═══ Data excerpts
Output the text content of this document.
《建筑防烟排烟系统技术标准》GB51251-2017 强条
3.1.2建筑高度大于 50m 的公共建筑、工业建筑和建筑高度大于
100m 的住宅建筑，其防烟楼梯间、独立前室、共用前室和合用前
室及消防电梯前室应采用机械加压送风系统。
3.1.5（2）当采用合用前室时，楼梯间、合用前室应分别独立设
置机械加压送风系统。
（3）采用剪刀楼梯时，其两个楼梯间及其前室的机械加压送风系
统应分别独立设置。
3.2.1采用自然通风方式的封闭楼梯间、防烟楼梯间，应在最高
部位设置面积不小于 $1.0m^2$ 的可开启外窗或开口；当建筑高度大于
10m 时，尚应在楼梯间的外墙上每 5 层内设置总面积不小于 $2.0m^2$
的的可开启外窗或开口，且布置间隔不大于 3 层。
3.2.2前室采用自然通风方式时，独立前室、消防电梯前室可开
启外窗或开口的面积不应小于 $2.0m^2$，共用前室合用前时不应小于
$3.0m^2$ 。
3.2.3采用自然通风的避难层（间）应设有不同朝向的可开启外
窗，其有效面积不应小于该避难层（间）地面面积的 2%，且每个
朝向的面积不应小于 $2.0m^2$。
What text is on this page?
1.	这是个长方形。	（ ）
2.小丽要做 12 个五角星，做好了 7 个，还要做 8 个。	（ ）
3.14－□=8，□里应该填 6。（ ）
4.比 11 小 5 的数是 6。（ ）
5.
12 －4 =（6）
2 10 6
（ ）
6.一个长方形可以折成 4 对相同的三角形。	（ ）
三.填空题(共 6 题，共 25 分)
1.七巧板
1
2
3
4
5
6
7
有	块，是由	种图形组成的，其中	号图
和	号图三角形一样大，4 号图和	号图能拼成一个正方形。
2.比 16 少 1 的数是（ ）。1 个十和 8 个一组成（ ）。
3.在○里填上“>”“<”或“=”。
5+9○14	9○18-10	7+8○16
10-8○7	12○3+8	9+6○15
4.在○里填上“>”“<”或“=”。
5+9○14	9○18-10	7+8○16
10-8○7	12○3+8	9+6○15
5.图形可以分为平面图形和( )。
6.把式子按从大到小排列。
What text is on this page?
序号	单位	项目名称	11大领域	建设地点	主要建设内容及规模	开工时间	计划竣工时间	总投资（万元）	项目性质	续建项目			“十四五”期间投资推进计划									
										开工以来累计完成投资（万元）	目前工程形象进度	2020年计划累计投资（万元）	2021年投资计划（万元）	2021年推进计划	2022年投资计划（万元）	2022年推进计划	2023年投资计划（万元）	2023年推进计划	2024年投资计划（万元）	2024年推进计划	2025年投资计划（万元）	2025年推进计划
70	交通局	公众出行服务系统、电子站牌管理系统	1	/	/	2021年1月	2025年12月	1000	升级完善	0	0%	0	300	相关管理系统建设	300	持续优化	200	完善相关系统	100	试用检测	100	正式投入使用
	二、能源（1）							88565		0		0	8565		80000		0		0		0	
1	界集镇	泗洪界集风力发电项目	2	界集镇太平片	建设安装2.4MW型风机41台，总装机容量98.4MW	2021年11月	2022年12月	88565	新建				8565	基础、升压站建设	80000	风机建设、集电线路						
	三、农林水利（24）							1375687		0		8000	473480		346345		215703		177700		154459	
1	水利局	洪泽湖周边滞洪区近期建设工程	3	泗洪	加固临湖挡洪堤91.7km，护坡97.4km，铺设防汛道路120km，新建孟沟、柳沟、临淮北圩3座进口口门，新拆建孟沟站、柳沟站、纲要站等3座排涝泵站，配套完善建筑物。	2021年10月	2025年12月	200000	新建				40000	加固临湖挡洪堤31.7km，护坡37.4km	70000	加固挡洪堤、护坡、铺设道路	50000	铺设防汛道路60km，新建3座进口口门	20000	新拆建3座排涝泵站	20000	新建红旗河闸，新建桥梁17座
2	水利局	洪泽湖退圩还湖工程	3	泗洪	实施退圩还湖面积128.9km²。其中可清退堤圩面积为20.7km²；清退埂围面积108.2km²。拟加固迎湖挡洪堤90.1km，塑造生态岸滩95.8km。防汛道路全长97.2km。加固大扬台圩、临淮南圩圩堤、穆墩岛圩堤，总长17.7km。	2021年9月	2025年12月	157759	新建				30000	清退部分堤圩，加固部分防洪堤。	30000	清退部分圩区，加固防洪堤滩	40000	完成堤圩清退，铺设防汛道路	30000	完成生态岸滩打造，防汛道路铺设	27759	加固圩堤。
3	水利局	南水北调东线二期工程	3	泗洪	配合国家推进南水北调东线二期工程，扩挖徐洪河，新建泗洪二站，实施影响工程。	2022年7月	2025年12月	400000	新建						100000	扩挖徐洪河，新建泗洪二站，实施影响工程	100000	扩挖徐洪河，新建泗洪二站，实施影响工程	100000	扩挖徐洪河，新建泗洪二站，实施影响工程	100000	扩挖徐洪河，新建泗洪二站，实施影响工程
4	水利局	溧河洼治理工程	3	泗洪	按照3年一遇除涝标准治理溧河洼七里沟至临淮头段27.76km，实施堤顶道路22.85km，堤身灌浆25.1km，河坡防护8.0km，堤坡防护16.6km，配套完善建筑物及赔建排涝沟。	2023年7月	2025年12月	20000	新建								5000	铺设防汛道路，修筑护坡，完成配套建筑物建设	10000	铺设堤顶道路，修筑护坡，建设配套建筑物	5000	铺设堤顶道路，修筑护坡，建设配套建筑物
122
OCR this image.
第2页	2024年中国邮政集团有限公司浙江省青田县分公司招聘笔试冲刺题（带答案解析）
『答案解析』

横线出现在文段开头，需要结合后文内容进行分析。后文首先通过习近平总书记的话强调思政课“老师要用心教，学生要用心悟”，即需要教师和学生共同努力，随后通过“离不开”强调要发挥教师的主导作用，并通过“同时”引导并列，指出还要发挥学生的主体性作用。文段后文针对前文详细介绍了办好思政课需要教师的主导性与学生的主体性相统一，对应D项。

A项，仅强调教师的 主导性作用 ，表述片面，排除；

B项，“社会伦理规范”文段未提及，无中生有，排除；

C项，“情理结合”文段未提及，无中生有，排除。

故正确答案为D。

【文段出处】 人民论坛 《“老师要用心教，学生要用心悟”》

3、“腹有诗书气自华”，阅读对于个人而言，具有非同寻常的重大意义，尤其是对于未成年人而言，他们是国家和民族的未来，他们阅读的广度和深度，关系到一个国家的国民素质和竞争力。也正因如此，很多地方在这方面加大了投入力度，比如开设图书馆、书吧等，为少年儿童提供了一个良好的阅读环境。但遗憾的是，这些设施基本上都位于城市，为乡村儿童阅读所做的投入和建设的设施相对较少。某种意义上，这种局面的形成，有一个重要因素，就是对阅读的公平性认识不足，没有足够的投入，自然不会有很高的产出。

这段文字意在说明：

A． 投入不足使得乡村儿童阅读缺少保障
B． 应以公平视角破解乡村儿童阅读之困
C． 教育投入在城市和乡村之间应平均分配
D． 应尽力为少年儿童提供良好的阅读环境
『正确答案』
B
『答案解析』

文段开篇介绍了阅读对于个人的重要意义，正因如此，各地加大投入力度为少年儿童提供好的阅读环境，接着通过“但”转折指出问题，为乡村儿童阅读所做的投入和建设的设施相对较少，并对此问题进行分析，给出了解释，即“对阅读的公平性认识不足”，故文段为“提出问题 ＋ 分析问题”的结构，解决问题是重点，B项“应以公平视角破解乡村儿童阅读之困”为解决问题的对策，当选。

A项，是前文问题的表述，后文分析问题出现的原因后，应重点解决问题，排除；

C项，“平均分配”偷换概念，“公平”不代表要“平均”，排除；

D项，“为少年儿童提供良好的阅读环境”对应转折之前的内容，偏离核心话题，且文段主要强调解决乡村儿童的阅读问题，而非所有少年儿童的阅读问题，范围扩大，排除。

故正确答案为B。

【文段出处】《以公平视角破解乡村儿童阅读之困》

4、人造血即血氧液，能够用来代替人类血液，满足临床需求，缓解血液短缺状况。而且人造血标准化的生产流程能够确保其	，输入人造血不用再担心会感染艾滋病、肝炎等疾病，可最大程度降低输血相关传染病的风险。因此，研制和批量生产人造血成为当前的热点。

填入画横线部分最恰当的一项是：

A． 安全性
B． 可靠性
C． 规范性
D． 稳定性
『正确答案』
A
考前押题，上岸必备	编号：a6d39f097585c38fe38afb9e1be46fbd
══════
◆ Exercise task ◆
Copy out every line in the listing where the word "独立前室" appears.

◆ Completed task ◆
100m 的住宅建筑，其防烟楼梯间、独立前室、共用前室和合用前
3.2.2前室采用自然通风方式时，独立前室、消防电梯前室可开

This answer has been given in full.